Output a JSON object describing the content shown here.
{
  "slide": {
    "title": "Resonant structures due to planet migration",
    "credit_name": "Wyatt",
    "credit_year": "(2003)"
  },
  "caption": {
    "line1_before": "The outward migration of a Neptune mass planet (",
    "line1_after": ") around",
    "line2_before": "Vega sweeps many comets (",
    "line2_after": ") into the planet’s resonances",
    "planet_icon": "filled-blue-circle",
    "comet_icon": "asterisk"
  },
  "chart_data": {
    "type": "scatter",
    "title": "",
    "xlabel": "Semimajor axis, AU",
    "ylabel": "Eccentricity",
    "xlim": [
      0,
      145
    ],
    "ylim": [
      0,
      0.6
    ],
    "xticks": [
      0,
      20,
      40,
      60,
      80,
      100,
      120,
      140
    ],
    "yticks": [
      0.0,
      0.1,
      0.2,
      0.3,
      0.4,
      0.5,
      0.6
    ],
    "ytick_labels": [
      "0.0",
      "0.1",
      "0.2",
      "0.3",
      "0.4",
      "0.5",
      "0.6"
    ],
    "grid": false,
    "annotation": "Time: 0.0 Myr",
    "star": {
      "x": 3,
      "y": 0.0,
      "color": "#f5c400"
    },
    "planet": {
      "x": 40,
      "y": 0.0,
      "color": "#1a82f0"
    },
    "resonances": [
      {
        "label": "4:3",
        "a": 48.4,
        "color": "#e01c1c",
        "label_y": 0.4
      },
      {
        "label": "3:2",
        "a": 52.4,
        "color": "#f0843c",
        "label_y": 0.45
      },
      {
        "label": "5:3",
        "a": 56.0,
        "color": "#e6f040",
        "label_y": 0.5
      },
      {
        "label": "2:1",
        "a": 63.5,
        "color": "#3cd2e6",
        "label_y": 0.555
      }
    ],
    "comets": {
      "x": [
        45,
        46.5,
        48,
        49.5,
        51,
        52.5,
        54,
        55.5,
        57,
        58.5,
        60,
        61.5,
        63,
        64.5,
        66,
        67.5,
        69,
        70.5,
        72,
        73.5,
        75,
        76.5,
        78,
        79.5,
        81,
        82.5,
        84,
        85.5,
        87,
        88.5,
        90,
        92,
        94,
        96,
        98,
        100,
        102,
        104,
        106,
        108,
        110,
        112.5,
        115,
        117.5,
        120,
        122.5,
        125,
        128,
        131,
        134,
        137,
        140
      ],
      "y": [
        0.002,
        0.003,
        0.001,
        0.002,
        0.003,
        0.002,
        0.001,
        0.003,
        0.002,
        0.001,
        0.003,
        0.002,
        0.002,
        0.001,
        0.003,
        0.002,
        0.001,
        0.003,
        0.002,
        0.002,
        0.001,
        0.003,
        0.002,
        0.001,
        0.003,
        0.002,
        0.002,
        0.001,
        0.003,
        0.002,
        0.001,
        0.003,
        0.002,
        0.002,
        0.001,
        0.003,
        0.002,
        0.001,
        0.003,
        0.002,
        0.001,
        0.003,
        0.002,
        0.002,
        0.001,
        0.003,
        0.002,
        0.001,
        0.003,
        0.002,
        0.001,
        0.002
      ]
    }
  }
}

▶ _What the task asks_: Make an exact copy of the data above.

▶ _Solution_:
Output a JSON object describing the content shown here.
{
  "slide": {
    "title": "Resonant structures due to planet migration",
    "credit_name": "Wyatt",
    "credit_year": "(2003)"
  },
  "caption": {
    "line1_before": "The outward migration of a Neptune mass planet (",
    "line1_after": ") around",
    "line2_before": "Vega sweeps many comets (",
    "line2_after": ") into the planet’s resonances",
    "planet_icon": "filled-blue-circle",
    "comet_icon": "asterisk"
  },
  "chart_data": {
    "type": "scatter",
    "title": "",
    "xlabel": "Semimajor axis, AU",
    "ylabel": "Eccentricity",
    "xlim": [
      0,
      145
    ],
    "ylim": [
      0,
      0.6
    ],
    "xticks": [
      0,
      20,
      40,
      60,
      80,
      100,
      120,
      140
    ],
    "yticks": [
      0.0,
      0.1,
      0.2,
      0.3,
      0.4,
      0.5,
      0.6
    ],
    "ytick_labels": [
      "0.0",
      "0.1",
      "0.2",
      "0.3",
      "0.4",
      "0.5",
      "0.6"
    ],
    "grid": false,
    "annotation": "Time: 0.0 Myr",
    "star": {
      "x": 3,
      "y": 0.0,
      "color": "#f5c400"
    },
    "planet": {
      "x": 40,
      "y": 0.0,
      "color": "#1a82f0"
    },
    "resonances": [
      {
        "label": "4:3",
        "a": 48.4,
        "color": "#e01c1c",
        "label_y": 0.4
      },
      {
        "label": "3:2",
        "a": 52.4,
        "color": "#f0843c",
        "label_y": 0.45
      },
      {
        "label": "5:3",
        "a": 56.0,
        "color": "#e6f040",
        "label_y": 0.5
      },
      {
        "label": "2:1",
        "a": 63.5,
        "color": "#3cd2e6",
        "label_y": 0.555
      }
    ],
    "comets": {
      "x": [
        45,
        46.5,
        48,
        49.5,
        51,
        52.5,
        54,
        55.5,
        57,
        58.5,
        60,
        61.5,
        63,
        64.5,
        66,
        67.5,
        69,
        70.5,
        72,
        73.5,
        75,
        76.5,
        78,
        79.5,
        81,
        82.5,
        84,
        85.5,
        87,
        88.5,
        90,
        92,
        94,
        96,
        98,
        100,
        102,
        104,
        106,
        108,
        110,
        112.5,
        115,
        117.5,
        120,
        122.5,
        125,
        128,
        131,
        134,
        137,
        140
      ],
      "y": [
        0.002,
        0.003,
        0.001,
        0.002,
        0.003,
        0.002,
        0.001,
        0.003,
        0.002,
        0.001,
        0.003,
        0.002,
        0.002,
        0.001,
        0.003,
        0.002,
        0.001,
        0.003,
        0.002,
        0.002,
        0.001,
        0.003,
        0.002,
        0.001,
        0.003,
        0.002,
        0.002,
        0.001,
        0.003,
        0.002,
        0.001,
        0.003,
        0.002,
        0.002,
        0.001,
        0.003,
        0.002,
        0.001,
        0.003,
        0.002,
        0.001,
        0.003,
        0.002,
        0.002,
        0.001,
        0.003,
        0.002,
        0.001,
        0.003,
        0.002,
        0.001,
        0.002
      ]
    }
  }
}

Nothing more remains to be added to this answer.